Task goal: Work through the data line by line, gathering every line that has the word "What".

Information provided:
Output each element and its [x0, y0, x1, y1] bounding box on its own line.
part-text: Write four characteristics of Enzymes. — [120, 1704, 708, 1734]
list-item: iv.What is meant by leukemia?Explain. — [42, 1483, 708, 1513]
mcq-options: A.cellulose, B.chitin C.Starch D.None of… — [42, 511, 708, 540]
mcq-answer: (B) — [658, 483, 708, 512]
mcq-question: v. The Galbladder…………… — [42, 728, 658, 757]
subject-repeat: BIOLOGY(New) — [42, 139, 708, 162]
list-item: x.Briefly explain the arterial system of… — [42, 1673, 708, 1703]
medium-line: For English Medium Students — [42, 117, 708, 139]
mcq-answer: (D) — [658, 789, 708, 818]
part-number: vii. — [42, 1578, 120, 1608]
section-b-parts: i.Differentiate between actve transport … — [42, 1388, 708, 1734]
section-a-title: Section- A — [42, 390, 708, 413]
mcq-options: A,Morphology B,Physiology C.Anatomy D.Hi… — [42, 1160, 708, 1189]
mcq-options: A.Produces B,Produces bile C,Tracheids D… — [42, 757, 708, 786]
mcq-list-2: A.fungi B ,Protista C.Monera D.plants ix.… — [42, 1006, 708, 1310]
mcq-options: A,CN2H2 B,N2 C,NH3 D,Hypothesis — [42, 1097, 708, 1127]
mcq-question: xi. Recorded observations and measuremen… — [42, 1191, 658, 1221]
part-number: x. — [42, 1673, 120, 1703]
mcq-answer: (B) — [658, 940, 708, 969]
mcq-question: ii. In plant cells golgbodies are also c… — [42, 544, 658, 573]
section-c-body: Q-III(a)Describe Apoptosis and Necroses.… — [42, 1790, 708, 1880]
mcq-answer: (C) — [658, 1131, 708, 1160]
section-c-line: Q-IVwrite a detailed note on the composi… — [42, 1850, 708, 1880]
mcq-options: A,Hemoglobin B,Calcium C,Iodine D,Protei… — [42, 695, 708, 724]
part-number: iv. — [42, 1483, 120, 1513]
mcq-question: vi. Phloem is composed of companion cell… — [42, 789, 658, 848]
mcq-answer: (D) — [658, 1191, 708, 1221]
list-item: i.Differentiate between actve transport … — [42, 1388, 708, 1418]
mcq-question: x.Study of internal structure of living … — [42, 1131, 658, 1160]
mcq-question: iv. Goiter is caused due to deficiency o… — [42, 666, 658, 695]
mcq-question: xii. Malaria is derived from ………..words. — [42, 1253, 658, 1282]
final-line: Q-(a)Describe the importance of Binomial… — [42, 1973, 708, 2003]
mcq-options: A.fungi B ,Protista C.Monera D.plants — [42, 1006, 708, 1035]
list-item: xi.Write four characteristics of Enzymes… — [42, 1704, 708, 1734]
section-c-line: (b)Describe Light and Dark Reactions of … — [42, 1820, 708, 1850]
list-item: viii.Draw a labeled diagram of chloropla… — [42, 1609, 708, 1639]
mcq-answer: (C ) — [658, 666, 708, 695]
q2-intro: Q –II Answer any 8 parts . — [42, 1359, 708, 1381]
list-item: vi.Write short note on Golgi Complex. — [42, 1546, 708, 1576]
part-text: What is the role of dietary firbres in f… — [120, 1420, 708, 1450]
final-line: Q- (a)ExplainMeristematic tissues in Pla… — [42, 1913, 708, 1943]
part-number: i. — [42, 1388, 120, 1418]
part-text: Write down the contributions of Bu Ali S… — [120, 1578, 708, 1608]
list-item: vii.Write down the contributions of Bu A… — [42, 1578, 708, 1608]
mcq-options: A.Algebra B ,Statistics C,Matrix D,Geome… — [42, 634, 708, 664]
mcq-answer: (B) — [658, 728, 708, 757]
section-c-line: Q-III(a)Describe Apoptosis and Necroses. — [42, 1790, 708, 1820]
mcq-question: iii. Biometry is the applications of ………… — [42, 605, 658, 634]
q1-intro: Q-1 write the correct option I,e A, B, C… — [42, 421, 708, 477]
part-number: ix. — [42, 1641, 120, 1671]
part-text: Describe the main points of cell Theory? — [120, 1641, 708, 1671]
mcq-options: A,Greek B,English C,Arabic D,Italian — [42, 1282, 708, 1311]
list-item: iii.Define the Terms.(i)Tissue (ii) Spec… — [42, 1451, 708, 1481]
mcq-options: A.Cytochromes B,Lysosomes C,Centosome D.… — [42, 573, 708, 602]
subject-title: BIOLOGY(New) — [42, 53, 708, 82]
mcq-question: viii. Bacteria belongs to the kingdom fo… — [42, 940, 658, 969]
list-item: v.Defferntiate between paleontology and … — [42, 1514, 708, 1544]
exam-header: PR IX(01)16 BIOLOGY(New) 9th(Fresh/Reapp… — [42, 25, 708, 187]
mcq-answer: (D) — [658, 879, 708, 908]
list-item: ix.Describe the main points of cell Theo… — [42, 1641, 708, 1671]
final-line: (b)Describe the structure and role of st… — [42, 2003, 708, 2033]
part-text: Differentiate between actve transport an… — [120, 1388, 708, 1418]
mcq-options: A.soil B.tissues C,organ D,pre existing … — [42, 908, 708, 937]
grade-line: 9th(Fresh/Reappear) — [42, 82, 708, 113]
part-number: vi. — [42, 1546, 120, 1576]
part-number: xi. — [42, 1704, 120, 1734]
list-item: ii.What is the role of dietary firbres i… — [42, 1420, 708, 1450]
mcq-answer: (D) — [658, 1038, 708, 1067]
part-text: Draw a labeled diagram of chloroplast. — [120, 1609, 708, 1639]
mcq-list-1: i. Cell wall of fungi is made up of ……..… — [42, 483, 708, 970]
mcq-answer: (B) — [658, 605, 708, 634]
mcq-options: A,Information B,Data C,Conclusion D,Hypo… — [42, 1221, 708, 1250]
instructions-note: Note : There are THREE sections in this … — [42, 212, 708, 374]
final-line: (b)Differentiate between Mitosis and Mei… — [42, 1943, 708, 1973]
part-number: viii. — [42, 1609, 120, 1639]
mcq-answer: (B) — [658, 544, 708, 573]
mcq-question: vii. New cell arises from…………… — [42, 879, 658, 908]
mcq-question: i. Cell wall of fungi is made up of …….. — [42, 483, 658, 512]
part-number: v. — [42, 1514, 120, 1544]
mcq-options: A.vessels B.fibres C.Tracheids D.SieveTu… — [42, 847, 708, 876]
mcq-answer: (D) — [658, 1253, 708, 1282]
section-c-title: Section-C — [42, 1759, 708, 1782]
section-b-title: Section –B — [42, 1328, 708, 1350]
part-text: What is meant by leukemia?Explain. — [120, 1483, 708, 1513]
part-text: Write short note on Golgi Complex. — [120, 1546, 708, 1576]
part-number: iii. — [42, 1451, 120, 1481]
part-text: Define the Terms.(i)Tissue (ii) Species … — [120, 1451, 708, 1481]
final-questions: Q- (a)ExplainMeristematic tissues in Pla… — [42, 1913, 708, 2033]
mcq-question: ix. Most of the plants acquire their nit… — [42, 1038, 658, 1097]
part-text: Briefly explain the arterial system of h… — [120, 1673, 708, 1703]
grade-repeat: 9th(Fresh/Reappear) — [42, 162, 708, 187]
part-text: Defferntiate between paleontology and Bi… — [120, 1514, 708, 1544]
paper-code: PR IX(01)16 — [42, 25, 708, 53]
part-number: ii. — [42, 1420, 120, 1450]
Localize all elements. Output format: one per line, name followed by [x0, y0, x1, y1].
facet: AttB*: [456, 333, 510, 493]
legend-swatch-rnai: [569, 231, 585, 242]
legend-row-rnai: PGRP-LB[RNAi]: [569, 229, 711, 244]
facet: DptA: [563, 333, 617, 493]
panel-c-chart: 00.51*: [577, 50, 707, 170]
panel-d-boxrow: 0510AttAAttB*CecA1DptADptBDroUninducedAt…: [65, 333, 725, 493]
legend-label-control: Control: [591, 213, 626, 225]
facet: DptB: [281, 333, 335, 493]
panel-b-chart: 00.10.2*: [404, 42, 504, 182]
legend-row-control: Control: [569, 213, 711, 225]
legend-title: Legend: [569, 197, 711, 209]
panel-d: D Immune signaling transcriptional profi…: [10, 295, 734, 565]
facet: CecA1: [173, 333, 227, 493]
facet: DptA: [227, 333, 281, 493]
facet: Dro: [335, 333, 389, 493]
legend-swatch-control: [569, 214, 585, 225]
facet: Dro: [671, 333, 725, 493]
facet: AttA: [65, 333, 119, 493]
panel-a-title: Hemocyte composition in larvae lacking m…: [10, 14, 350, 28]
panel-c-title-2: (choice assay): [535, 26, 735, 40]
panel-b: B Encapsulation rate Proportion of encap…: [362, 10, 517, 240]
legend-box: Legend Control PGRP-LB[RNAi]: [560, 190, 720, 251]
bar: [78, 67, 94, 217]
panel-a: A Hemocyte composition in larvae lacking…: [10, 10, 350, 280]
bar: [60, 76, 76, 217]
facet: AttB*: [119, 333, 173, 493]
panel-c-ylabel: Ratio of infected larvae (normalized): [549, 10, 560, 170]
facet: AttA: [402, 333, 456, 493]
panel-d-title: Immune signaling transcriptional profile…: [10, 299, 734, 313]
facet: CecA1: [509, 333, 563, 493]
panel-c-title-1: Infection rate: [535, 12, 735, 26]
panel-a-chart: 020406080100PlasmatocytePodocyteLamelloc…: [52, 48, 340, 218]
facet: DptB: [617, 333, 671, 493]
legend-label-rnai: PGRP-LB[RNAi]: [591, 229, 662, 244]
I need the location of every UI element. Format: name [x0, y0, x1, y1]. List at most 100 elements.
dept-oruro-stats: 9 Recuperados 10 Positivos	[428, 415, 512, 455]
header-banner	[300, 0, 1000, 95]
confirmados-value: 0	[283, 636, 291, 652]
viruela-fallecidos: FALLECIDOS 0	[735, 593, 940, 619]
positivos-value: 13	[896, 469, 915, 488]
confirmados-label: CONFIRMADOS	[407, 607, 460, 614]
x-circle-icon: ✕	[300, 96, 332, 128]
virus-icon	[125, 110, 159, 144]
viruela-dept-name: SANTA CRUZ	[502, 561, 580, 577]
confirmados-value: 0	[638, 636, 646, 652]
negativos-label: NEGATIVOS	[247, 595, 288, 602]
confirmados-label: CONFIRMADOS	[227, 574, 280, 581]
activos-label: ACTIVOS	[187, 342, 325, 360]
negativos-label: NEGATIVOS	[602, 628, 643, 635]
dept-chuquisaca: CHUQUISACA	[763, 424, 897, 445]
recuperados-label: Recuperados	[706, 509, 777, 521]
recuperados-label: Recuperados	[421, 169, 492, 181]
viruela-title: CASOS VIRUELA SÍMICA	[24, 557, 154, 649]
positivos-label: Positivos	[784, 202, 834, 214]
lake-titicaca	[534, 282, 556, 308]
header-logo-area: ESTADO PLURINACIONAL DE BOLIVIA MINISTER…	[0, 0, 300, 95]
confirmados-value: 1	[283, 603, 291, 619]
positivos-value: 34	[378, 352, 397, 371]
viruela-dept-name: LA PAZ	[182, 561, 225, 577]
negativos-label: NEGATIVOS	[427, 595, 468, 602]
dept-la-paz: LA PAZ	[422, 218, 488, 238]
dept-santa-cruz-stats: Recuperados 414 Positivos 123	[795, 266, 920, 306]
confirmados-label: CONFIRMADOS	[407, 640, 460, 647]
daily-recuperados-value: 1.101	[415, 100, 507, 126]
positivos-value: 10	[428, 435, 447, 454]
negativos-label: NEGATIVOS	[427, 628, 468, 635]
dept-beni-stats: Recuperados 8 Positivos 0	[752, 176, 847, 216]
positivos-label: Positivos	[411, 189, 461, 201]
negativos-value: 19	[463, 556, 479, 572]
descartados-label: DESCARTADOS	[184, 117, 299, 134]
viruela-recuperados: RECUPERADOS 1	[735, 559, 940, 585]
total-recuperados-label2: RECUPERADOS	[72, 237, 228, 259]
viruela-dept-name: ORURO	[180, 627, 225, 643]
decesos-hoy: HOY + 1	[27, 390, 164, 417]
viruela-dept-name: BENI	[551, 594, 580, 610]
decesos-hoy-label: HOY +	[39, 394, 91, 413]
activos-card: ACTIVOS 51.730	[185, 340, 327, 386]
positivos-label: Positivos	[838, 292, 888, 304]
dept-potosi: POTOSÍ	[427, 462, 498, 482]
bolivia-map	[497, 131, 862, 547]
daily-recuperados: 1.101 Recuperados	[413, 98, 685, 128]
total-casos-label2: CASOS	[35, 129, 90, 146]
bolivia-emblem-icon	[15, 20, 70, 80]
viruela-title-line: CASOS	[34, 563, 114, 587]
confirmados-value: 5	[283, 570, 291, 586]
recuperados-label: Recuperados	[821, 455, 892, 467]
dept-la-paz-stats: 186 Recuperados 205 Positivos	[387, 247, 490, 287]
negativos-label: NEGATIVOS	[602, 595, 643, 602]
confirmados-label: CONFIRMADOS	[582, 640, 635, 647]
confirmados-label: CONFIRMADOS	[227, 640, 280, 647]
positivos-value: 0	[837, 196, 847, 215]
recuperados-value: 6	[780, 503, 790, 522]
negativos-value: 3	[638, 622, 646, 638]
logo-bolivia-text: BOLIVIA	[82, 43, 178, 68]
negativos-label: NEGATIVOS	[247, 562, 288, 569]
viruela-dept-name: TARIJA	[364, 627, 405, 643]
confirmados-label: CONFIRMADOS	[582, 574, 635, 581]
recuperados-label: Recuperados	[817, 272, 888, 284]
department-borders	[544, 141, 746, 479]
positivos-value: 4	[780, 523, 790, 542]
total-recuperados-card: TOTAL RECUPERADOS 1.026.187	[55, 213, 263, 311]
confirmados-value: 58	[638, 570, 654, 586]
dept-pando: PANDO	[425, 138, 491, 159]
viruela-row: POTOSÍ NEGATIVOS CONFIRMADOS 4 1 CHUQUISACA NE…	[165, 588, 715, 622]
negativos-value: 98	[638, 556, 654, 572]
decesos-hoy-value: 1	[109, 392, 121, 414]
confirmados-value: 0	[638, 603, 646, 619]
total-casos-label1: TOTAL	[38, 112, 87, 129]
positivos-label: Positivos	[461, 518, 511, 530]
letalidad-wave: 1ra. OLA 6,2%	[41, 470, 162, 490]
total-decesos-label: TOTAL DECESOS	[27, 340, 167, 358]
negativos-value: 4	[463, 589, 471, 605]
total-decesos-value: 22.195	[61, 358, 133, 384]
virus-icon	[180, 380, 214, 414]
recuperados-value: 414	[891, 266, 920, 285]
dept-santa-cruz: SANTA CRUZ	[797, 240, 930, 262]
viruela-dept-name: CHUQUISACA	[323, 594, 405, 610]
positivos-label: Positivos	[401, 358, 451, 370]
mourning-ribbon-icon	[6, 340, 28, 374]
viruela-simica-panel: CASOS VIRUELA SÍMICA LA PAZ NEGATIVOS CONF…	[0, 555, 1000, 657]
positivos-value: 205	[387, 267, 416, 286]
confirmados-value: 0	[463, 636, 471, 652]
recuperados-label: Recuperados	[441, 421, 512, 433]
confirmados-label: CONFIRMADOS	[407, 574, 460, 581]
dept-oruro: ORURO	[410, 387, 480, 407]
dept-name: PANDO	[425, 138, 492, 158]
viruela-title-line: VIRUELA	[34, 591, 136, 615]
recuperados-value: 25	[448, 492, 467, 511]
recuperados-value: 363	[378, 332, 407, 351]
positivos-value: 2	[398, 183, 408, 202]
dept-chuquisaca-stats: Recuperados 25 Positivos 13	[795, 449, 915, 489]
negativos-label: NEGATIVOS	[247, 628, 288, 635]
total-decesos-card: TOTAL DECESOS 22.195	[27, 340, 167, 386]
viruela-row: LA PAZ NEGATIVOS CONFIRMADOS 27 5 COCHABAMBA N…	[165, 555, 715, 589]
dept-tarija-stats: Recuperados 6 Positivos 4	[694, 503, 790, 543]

Reply to the exercise:
list-item: iv.What is meant by leukemia?Explain. — [42, 1483, 708, 1513]
part-text: What is the role of dietary firbres in f… — [120, 1420, 708, 1450]
list-item: ii.What is the role of dietary firbres i… — [42, 1420, 708, 1450]
part-text: What is meant by leukemia?Explain. — [120, 1483, 708, 1513]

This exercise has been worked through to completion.